▶ _Enunciado de la tarea_:
Según el fragmento sobre Elena y la hacienda de Sternstein, ¿qué intenta hacer el anciano durante la noche para arruinar a Elena y a Toni?

▶ _Fragmento para leer_:
—————
Una sorda inquina contra la intrusa induce al desesperado anciano a realizar la tenta­tiva de destruir la hacienda, minando du­rante la noche, desde el interior, los ci­mientos de la casa, para sumir en la ruina a Elena y a Toni. Pero ella lo sorprende, y frustra sus planes. En este momento, Ele­na vuelve sobre sí misma, sacrificando su resentimiento a la necesidad de que la riqueza de Sternstein prospere y se acreciente, para poder ser transmitida íntegra y aumentada al hijo de Toni, al nieto del rencoroso campesino. «Yo no tengo más pensamiento — le dice ella — que el de conservarlo todo, de modo que el futuro propietario encuentre todo el terreno, todas las cabezas de ganado, todas las tejas, todo cuanto tú has transmitido a tu hijo, padre de tu nieto». El orgullo de Elena se eleva así a la conciencia de una dignidad y res­ponsabilidad, que casi tiene valor moral. El suegro siente la responsabilidad de esta fuerza que lo domina y se reconcilia con la «Bäuerin» de Sternstein. Los siguientes hechos — hasta la misma partida de Toni para la guerra y su probable muerte en ba­talla— pierden importancia ante el resurgir de esta nueva Elena, de esta «vigorosa mu­jer» («Kernweib») que ha nacido de la antigua muchacha frívola, de la infiel mu­jer de Muckeri. Anzengruber sabe narrar siguiendo un rumbo cada vez mejor defi­nido; persuadido de que «la limitada es­fera de acción de la vida pueblerina ejerce menor influjo sobre la naturaleza y la es­pontaneidad de los caracteres», se complace en retratar la humanidad de estas gentes primitivas. Sugestionado por los cánones del naturalismo en boga, se aplica a narrar con objetividad «Wie es im Leben zugeht» [«como ocurren las cosas en la vida»].
—————
▶ _Material de datos_:
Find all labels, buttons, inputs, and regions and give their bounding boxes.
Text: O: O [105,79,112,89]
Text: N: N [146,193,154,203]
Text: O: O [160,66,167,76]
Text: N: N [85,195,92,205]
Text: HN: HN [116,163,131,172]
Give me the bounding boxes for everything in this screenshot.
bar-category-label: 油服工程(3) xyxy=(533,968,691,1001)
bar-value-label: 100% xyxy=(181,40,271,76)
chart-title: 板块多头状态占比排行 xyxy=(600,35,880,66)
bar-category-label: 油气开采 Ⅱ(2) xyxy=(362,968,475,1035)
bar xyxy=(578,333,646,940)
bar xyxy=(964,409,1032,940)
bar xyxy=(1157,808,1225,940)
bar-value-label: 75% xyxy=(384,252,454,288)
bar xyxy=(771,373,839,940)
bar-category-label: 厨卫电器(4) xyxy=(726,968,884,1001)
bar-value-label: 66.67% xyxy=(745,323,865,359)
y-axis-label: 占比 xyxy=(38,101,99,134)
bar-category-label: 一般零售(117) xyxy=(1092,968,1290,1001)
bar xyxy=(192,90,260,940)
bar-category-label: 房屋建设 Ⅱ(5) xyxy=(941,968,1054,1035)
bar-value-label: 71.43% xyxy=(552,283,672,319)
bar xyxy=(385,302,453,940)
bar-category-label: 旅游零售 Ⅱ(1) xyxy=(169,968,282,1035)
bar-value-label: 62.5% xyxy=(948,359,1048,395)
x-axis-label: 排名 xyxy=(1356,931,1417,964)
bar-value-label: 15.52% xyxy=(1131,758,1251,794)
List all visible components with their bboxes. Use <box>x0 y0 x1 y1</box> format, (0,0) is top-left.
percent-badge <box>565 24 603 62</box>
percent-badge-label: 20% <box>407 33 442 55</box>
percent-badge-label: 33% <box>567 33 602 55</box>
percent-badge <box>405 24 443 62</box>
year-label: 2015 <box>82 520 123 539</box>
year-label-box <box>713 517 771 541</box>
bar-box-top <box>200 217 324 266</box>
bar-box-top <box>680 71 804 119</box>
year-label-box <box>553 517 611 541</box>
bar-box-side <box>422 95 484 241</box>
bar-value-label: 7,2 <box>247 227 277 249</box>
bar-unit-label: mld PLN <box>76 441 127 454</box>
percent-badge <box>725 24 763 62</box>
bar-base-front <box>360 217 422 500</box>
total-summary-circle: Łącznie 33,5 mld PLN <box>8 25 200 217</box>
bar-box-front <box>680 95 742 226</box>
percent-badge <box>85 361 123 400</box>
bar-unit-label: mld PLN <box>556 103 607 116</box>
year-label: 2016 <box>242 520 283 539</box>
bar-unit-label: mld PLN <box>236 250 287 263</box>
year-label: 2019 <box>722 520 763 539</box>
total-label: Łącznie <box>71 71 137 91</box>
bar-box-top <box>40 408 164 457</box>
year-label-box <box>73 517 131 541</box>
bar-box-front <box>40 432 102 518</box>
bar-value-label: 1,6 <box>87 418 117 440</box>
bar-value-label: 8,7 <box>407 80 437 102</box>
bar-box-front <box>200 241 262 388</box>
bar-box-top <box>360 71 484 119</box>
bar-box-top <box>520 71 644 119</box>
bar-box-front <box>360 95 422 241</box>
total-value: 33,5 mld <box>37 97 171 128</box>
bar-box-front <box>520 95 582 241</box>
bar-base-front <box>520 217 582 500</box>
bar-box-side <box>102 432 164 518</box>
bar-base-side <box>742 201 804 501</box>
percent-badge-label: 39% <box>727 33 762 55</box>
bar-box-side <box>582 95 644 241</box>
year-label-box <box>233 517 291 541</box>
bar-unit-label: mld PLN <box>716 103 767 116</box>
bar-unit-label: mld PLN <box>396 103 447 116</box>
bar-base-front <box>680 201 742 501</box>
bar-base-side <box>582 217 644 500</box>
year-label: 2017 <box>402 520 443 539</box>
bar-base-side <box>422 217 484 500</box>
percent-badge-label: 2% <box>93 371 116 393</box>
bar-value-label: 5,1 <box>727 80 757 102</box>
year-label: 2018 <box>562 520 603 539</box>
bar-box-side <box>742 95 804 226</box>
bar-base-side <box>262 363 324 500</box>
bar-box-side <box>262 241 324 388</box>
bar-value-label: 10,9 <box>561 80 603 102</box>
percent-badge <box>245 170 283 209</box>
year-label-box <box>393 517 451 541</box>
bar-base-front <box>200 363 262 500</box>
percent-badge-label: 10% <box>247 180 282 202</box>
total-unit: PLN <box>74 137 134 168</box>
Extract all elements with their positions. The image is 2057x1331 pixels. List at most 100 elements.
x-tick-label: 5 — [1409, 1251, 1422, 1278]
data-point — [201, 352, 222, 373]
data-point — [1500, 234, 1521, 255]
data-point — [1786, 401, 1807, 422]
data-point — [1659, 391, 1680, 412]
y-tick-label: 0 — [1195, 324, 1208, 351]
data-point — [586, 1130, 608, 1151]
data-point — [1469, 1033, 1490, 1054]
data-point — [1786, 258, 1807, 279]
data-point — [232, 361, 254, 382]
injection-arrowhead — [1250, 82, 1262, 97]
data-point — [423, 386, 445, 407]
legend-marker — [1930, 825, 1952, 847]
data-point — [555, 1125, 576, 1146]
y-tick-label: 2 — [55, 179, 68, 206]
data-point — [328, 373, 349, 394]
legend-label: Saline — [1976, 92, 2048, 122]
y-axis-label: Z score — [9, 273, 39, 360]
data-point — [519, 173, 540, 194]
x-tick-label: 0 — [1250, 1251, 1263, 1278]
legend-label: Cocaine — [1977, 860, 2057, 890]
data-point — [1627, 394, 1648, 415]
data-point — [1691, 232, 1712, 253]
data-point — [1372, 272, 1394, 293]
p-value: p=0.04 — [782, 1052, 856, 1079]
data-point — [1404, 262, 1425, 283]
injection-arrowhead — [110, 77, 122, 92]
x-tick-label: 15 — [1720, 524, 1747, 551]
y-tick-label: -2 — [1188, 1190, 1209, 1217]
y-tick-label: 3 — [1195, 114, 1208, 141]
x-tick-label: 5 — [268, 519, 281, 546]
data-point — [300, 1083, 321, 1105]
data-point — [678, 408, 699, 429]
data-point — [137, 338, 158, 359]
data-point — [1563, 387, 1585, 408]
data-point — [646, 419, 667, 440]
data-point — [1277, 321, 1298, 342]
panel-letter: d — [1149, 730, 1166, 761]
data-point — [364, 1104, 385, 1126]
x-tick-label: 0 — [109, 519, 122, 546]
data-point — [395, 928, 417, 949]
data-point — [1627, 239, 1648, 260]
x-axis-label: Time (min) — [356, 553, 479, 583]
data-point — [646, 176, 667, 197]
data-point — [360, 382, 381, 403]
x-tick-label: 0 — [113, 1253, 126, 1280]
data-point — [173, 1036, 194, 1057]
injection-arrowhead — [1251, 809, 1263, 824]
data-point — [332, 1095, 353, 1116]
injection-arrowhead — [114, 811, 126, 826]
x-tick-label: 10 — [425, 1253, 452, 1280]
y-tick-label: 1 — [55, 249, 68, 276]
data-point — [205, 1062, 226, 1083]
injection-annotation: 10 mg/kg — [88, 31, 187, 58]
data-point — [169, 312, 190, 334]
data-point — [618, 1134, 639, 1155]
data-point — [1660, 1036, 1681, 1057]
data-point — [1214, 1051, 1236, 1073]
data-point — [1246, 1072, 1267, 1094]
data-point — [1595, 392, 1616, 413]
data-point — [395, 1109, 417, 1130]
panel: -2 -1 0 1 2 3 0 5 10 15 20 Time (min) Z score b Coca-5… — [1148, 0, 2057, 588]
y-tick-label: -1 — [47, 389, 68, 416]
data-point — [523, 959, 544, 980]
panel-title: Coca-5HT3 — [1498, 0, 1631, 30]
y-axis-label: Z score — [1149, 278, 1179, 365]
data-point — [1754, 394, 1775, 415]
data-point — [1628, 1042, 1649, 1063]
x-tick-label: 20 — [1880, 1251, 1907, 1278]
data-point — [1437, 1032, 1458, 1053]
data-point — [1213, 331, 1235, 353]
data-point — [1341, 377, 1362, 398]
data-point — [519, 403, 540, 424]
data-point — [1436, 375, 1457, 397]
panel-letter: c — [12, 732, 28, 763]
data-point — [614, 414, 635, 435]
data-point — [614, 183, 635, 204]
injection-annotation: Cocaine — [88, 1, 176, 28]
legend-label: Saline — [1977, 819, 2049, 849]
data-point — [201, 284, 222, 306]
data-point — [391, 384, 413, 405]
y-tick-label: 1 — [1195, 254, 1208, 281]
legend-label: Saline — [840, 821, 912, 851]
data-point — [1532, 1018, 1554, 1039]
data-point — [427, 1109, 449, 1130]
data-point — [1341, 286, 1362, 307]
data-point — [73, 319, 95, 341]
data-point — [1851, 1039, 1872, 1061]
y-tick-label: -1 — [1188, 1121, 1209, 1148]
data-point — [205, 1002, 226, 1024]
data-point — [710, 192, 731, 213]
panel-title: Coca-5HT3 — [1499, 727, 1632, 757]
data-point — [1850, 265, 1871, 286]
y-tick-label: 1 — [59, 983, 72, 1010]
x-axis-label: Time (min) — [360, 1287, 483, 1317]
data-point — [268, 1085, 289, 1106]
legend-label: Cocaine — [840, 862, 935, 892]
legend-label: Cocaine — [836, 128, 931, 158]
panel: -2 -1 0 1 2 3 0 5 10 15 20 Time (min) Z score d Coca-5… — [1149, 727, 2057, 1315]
—————
▶ _Resultado del ejercicio_:
Intenta destruir la hacienda minando desde el interior los cimientos de la casa.